* RECORD LIST

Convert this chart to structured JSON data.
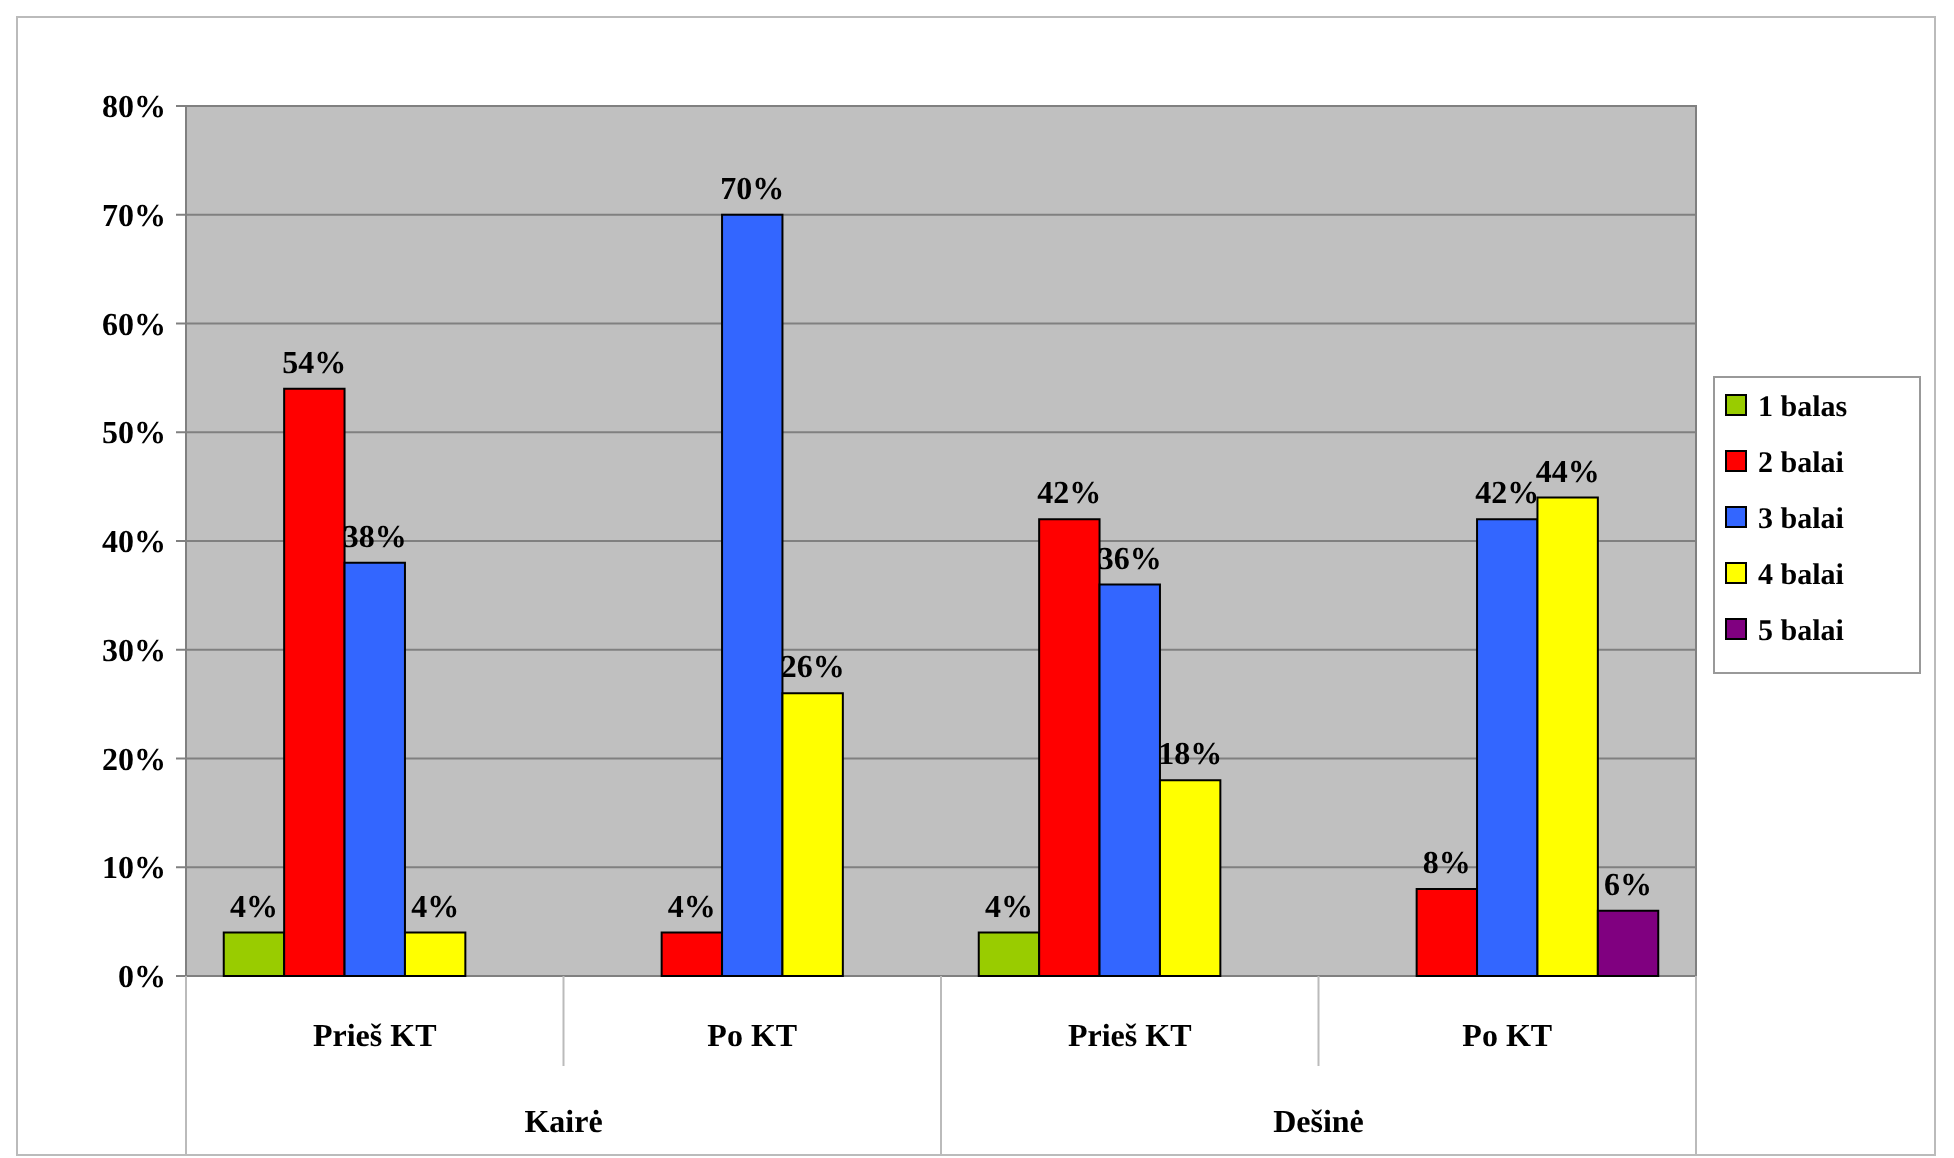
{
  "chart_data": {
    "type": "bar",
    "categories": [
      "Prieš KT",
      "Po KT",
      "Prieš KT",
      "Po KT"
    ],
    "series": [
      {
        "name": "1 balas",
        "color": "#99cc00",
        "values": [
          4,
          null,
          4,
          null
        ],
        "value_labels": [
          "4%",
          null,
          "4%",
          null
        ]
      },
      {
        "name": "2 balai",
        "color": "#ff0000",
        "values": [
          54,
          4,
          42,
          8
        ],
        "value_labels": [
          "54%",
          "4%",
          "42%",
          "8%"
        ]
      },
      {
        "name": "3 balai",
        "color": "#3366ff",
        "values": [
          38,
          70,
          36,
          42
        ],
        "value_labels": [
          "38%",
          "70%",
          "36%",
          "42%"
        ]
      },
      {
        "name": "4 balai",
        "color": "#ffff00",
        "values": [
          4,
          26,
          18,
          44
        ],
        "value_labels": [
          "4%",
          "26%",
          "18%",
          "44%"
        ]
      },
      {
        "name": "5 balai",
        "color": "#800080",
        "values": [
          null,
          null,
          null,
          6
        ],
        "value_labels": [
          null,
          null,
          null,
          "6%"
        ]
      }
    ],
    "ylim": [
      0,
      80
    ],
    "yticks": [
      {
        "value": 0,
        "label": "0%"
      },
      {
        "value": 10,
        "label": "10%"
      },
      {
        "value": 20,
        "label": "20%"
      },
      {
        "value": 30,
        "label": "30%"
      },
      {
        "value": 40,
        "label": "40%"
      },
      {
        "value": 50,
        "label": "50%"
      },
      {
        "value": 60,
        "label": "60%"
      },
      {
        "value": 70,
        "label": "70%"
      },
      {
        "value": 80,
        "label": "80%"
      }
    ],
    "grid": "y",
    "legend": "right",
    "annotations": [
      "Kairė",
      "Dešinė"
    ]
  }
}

* GIVEN INSTRUCTION
With the pictures omitted, reproduce the records in full and exactly.

* RESULT OF THIS EXERCISE
Convert this chart to structured JSON data.
{
  "chart_data": {
    "type": "bar",
    "categories": [
      "Prieš KT",
      "Po KT",
      "Prieš KT",
      "Po KT"
    ],
    "series": [
      {
        "name": "1 balas",
        "color": "#99cc00",
        "values": [
          4,
          null,
          4,
          null
        ],
        "value_labels": [
          "4%",
          null,
          "4%",
          null
        ]
      },
      {
        "name": "2 balai",
        "color": "#ff0000",
        "values": [
          54,
          4,
          42,
          8
        ],
        "value_labels": [
          "54%",
          "4%",
          "42%",
          "8%"
        ]
      },
      {
        "name": "3 balai",
        "color": "#3366ff",
        "values": [
          38,
          70,
          36,
          42
        ],
        "value_labels": [
          "38%",
          "70%",
          "36%",
          "42%"
        ]
      },
      {
        "name": "4 balai",
        "color": "#ffff00",
        "values": [
          4,
          26,
          18,
          44
        ],
        "value_labels": [
          "4%",
          "26%",
          "18%",
          "44%"
        ]
      },
      {
        "name": "5 balai",
        "color": "#800080",
        "values": [
          null,
          null,
          null,
          6
        ],
        "value_labels": [
          null,
          null,
          null,
          "6%"
        ]
      }
    ],
    "ylim": [
      0,
      80
    ],
    "yticks": [
      {
        "value": 0,
        "label": "0%"
      },
      {
        "value": 10,
        "label": "10%"
      },
      {
        "value": 20,
        "label": "20%"
      },
      {
        "value": 30,
        "label": "30%"
      },
      {
        "value": 40,
        "label": "40%"
      },
      {
        "value": 50,
        "label": "50%"
      },
      {
        "value": 60,
        "label": "60%"
      },
      {
        "value": 70,
        "label": "70%"
      },
      {
        "value": 80,
        "label": "80%"
      }
    ],
    "grid": "y",
    "legend": "right",
    "annotations": [
      "Kairė",
      "Dešinė"
    ]
  }
}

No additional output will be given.